_Exercise requirements:_ Using the listing below, give the number of lines where "histoire" appears, and nothing else.

_ _ _ _

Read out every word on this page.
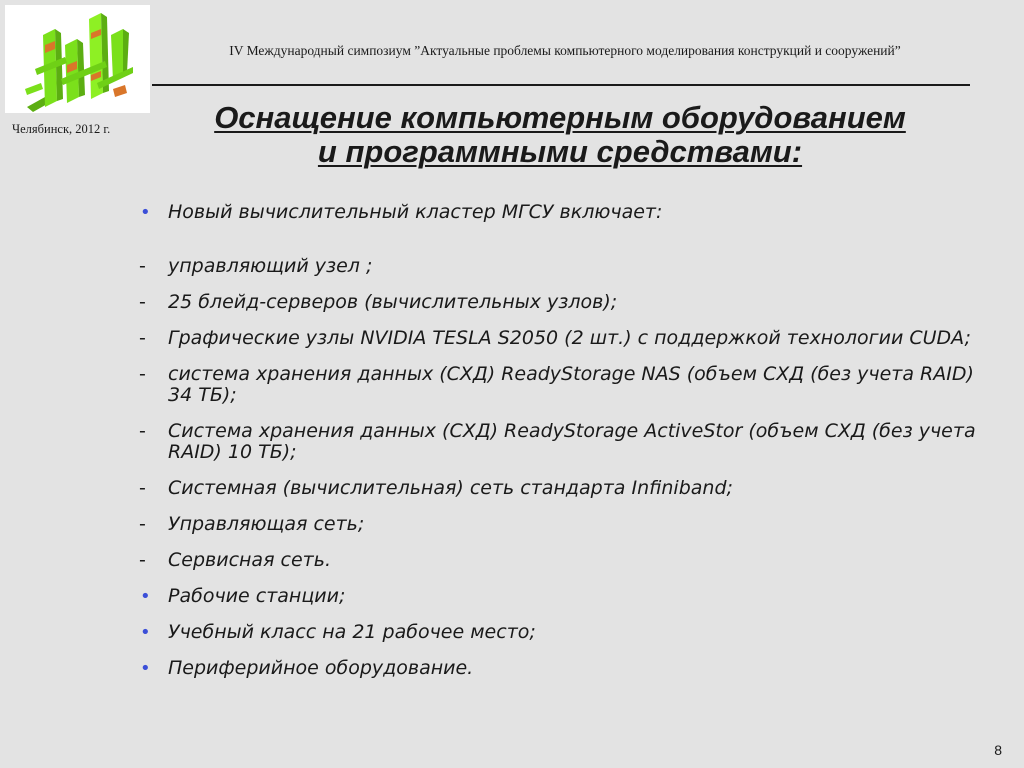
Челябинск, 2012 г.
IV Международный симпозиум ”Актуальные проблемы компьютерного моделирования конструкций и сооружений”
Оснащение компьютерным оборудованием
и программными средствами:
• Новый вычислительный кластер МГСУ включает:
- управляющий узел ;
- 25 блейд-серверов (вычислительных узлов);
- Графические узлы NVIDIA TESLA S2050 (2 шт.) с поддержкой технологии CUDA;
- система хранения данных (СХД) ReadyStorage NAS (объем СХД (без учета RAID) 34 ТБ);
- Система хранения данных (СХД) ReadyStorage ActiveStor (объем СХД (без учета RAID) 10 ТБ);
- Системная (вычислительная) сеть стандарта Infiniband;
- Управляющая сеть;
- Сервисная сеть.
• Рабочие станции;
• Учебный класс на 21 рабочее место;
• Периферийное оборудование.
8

_ _ _ _

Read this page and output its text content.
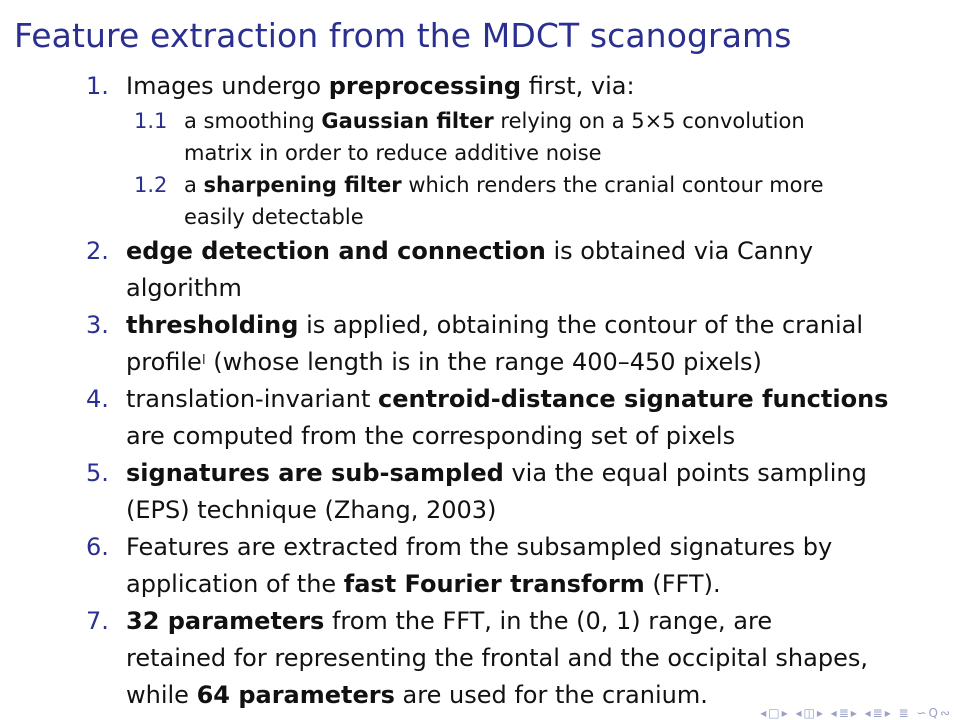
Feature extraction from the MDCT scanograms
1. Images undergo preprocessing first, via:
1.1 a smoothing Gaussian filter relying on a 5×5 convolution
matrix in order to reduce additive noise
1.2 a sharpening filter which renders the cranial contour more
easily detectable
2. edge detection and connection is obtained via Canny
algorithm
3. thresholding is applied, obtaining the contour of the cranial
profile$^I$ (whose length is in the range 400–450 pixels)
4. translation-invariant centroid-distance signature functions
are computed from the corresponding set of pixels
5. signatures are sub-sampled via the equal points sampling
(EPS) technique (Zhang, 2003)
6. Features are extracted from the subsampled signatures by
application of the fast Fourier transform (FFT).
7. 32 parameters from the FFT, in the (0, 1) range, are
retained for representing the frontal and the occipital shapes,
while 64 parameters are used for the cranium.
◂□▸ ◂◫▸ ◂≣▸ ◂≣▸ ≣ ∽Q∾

_ _ _ _

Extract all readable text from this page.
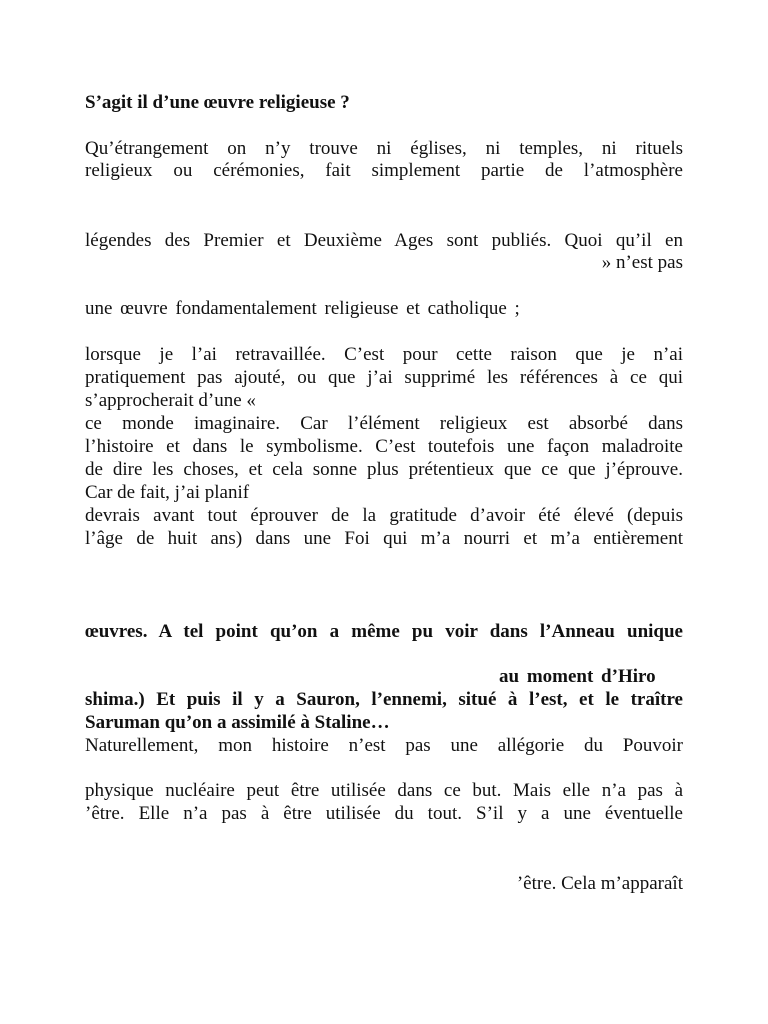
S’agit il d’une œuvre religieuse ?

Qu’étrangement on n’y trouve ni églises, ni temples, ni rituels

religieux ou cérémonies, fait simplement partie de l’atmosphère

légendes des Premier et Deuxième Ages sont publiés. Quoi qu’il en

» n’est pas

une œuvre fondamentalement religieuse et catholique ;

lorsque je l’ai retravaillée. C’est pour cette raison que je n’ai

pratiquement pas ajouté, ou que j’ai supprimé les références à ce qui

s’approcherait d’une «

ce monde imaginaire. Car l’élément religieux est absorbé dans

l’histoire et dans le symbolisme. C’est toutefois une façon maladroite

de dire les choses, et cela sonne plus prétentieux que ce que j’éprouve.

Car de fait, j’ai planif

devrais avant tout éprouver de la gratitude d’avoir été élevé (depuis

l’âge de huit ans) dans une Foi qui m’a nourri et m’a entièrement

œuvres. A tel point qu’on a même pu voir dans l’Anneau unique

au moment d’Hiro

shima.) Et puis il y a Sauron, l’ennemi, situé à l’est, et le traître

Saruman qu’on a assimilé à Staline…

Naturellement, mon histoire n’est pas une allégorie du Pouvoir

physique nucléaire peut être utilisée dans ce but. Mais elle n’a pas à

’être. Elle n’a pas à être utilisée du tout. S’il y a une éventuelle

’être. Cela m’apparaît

_ _ _ _

_Expected answer:_ 2